RAW RECORDS:
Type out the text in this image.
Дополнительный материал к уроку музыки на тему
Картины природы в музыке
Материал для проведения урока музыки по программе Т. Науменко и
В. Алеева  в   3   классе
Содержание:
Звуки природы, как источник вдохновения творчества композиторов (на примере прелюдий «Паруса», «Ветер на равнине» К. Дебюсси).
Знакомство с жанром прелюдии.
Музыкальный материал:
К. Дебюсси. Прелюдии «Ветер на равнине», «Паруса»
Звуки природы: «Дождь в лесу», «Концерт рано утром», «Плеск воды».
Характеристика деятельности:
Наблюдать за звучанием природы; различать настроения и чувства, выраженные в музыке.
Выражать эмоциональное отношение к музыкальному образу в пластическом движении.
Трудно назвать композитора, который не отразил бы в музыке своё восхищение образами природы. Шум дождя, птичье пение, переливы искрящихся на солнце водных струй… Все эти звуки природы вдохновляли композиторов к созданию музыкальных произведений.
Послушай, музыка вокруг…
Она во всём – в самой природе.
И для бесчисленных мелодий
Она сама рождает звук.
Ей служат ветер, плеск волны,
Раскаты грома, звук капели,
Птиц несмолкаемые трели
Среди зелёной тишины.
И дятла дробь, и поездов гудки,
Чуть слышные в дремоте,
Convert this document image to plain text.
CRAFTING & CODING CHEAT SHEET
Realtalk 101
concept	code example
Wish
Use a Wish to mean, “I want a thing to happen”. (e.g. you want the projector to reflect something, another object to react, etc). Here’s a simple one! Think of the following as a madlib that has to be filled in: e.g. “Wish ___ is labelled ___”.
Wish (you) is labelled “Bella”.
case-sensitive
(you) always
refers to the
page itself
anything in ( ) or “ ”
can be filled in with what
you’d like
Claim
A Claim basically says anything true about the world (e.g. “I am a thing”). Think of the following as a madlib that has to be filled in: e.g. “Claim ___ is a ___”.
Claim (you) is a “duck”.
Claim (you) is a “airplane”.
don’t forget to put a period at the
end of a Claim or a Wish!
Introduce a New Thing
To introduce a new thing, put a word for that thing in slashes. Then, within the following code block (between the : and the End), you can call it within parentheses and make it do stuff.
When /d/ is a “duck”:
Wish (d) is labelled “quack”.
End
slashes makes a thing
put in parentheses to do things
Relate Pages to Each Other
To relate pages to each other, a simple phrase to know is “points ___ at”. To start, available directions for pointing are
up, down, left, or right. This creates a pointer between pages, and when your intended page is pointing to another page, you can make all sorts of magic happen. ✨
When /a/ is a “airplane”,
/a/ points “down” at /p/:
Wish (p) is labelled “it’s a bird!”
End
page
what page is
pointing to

TO DO: Give the number of lines in the records that contain the string "following", and nothing besides.

REPLY: 3